— BEGIN RECORDS PROVIDED —
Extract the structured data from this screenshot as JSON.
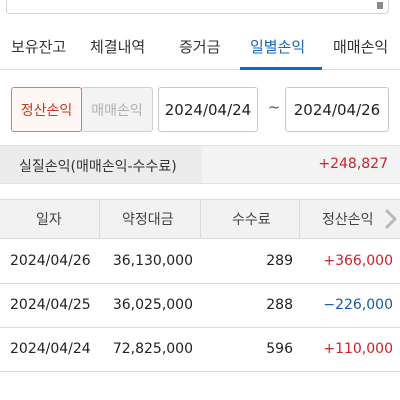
{
  "tabs": [
    {
      "label": "보유잔고"
    },
    {
      "label": "체결내역"
    },
    {
      "label": "증거금"
    },
    {
      "label": "일별손익"
    },
    {
      "label": "매매손익"
    }
  ],
  "active_tab": "일별손익",
  "segment": {
    "active": "정산손익",
    "inactive": "매매손익"
  },
  "date_range": {
    "start": "2024/04/24",
    "separator": "~",
    "end": "2024/04/26"
  },
  "summary": {
    "label": "실질손익(매매손익-수수료)",
    "value": "+248,827"
  },
  "table": {
    "headers": [
      "일자",
      "약정대금",
      "수수료",
      "정산손익"
    ],
    "rows": [
      {
        "date": "2024/04/26",
        "amount": "36,130,000",
        "fee": "289",
        "pnl": "+366,000",
        "sign": "positive"
      },
      {
        "date": "2024/04/25",
        "amount": "36,025,000",
        "fee": "288",
        "pnl": "−226,000",
        "sign": "negative"
      },
      {
        "date": "2024/04/24",
        "amount": "72,825,000",
        "fee": "596",
        "pnl": "+110,000",
        "sign": "positive"
      }
    ]
  },
  "colors": {
    "accent": "#1467b9",
    "positive": "#c8232c",
    "negative": "#1a5aa8",
    "segment_active": "#c23b22"
  },
  "icons": {
    "scroll_right": "chevron-right-icon"
  }
}
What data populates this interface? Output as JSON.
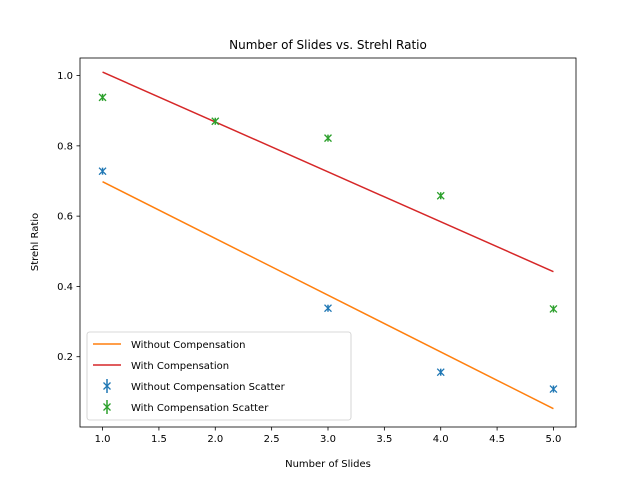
{
  "chart_data": {
    "type": "line",
    "title": "Number of Slides vs. Strehl Ratio",
    "xlabel": "Number of Slides",
    "ylabel": "Strehl Ratio",
    "xlim": [
      0.8,
      5.2
    ],
    "ylim": [
      0.0,
      1.05
    ],
    "xticks": [
      1.0,
      1.5,
      2.0,
      2.5,
      3.0,
      3.5,
      4.0,
      4.5,
      5.0
    ],
    "xtick_labels": [
      "1.0",
      "1.5",
      "2.0",
      "2.5",
      "3.0",
      "3.5",
      "4.0",
      "4.5",
      "5.0"
    ],
    "yticks": [
      0.2,
      0.4,
      0.6,
      0.8,
      1.0
    ],
    "ytick_labels": [
      "0.2",
      "0.4",
      "0.6",
      "0.8",
      "1.0"
    ],
    "grid": false,
    "legend_position": "lower-left",
    "series": [
      {
        "name": "Without Compensation",
        "kind": "line",
        "color": "#ff7f0e",
        "x": [
          1,
          5
        ],
        "y": [
          0.698,
          0.052
        ]
      },
      {
        "name": "With Compensation",
        "kind": "line",
        "color": "#d62728",
        "x": [
          1,
          5
        ],
        "y": [
          1.01,
          0.442
        ]
      },
      {
        "name": "Without Compensation Scatter",
        "kind": "errorbar",
        "color": "#1f77b4",
        "x": [
          1,
          3,
          4,
          5
        ],
        "y": [
          0.728,
          0.338,
          0.156,
          0.108
        ],
        "yerr": [
          0.01,
          0.01,
          0.01,
          0.01
        ]
      },
      {
        "name": "With Compensation Scatter",
        "kind": "errorbar",
        "color": "#2ca02c",
        "x": [
          1,
          2,
          3,
          4,
          5
        ],
        "y": [
          0.938,
          0.87,
          0.822,
          0.658,
          0.336
        ],
        "yerr": [
          0.01,
          0.01,
          0.01,
          0.01,
          0.01
        ]
      }
    ]
  }
}
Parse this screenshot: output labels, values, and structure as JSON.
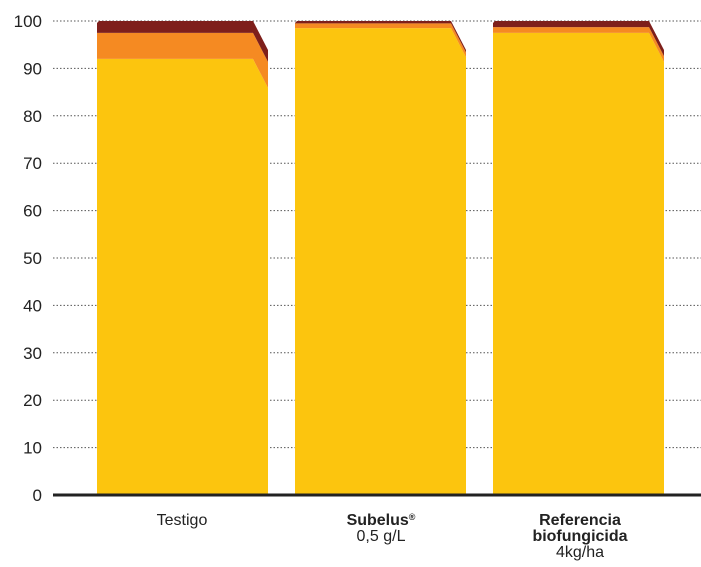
— END RECORDS PROVIDED —
▶ [YOUR INSTRUCTIONS]:
Extract every line containing the string "Compensation" from the material.

▶ [ANSWER TO THE EXERCISE]:
        "name": "Without Compensation",
        "name": "With Compensation",
        "name": "Without Compensation Scatter",
        "name": "With Compensation Scatter",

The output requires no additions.